Stated problem: Scan the data for "العدة" and copy the lines it appears in.

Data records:
☆ ☆ ☆ ☆ ☆ ☆ ☆
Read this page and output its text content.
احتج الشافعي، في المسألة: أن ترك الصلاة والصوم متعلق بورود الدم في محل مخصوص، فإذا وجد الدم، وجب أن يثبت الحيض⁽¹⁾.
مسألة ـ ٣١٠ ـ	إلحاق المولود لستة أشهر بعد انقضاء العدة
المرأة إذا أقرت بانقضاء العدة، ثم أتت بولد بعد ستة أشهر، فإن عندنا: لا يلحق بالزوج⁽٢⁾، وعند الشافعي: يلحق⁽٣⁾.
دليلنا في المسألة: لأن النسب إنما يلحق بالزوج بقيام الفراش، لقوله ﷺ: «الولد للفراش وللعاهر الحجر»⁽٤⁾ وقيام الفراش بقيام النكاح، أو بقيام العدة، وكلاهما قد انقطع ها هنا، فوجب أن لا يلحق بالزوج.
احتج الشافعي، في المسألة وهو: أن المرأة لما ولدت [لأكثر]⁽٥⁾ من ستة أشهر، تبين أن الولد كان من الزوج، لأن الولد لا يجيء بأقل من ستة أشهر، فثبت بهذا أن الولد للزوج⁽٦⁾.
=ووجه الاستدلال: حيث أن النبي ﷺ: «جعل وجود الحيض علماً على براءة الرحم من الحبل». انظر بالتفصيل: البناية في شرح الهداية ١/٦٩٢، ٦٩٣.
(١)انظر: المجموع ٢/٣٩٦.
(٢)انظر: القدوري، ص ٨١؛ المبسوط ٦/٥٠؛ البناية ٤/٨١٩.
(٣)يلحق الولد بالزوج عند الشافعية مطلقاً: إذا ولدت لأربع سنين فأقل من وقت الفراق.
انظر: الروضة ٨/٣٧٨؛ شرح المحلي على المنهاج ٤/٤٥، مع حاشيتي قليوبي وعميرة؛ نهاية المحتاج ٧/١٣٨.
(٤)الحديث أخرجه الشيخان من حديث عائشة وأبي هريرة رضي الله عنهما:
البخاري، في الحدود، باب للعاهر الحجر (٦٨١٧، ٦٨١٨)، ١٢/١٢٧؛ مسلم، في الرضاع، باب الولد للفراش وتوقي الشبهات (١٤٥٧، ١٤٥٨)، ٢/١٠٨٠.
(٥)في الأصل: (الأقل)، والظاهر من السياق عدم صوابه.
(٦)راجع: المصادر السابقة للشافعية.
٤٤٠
☆ ☆ ☆ ☆ ☆ ☆ ☆
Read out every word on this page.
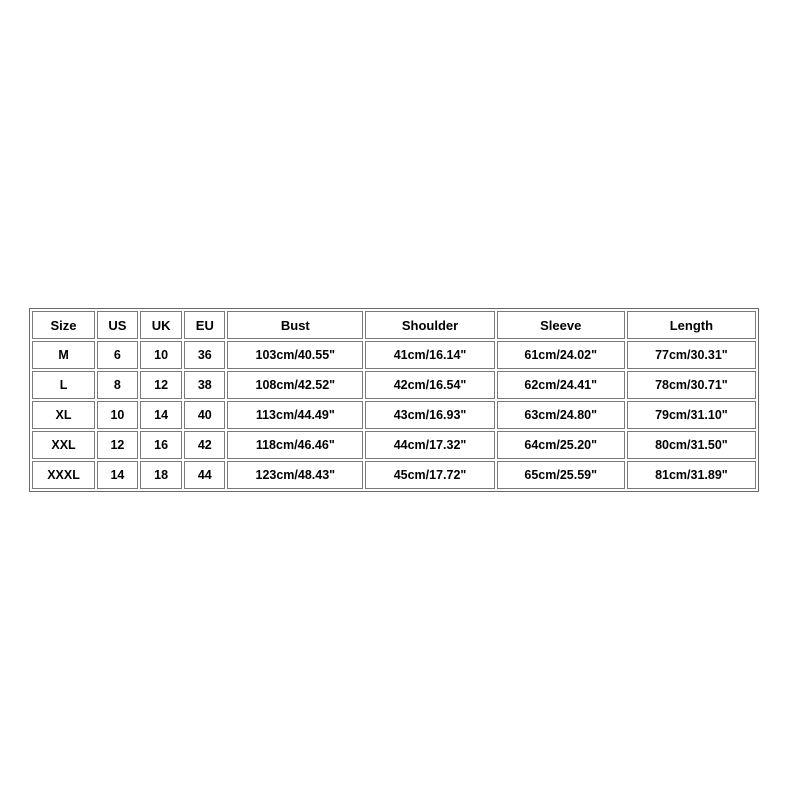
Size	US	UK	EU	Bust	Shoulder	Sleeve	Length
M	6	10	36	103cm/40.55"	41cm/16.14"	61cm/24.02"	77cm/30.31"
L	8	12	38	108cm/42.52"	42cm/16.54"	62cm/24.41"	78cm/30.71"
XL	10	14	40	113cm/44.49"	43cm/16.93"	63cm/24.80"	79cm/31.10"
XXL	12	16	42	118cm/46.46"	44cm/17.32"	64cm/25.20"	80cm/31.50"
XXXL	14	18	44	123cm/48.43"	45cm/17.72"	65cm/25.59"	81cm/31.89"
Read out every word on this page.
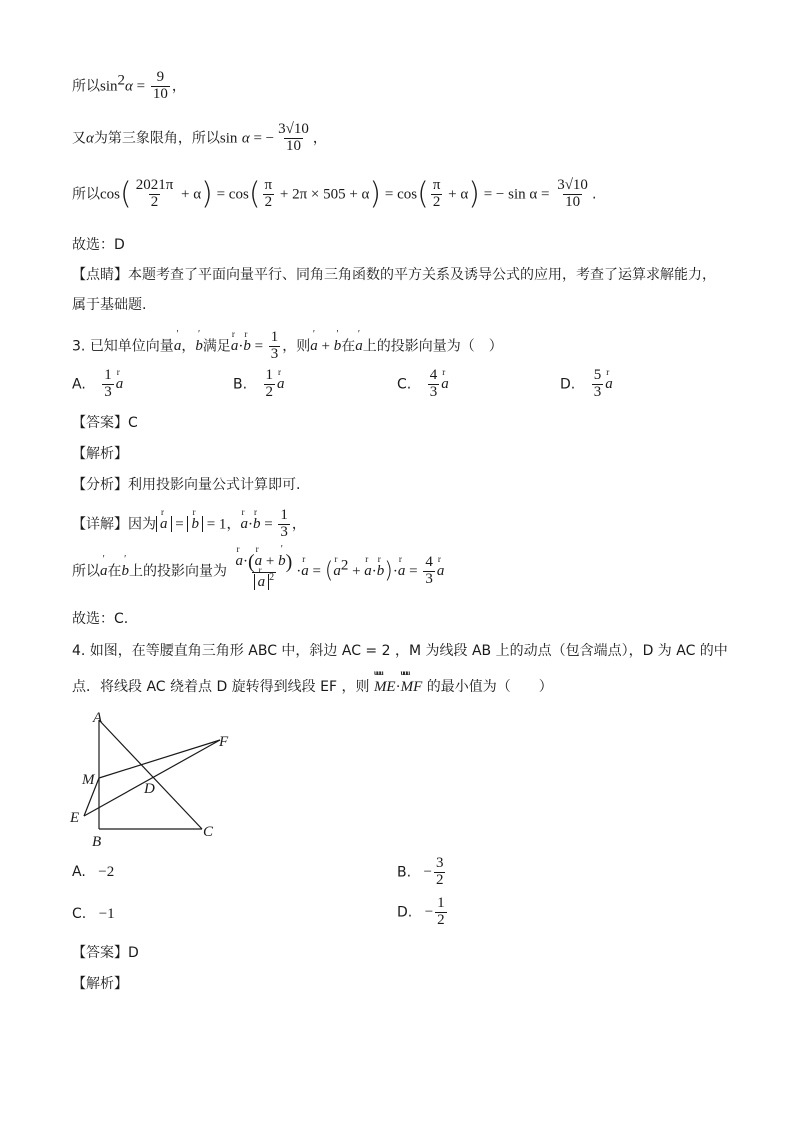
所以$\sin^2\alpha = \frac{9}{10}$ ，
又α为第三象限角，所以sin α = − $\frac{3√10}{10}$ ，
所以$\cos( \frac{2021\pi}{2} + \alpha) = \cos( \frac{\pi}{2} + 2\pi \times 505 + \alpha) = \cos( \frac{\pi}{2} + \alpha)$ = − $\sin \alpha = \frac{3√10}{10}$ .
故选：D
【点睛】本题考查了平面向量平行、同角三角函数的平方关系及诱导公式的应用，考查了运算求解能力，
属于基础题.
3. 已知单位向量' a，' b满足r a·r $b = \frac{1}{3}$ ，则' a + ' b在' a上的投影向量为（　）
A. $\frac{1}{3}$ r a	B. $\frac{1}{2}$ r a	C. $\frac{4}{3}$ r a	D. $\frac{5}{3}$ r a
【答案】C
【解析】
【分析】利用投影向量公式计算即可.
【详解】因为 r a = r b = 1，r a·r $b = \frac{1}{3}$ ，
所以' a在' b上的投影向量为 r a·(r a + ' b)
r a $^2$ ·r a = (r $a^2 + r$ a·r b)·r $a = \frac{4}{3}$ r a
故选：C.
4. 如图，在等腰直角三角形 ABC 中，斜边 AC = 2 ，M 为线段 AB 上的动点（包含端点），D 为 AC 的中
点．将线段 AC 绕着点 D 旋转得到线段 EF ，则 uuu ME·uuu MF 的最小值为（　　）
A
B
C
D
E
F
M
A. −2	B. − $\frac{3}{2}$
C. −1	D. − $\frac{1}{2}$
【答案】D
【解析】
☆ ☆ ☆ ☆ ☆ ☆ ☆
Output of the task:
مسألة ـ ٣١٠ ـ	إلحاق المولود لستة أشهر بعد انقضاء العدة
المرأة إذا أقرت بانقضاء العدة، ثم أتت بولد بعد ستة أشهر، فإن عندنا: لا يلحق بالزوج⁽٢⁾، وعند الشافعي: يلحق⁽٣⁾.
دليلنا في المسألة: لأن النسب إنما يلحق بالزوج بقيام الفراش، لقوله ﷺ: «الولد للفراش وللعاهر الحجر»⁽٤⁾ وقيام الفراش بقيام النكاح، أو بقيام العدة، وكلاهما قد انقطع ها هنا، فوجب أن لا يلحق بالزوج.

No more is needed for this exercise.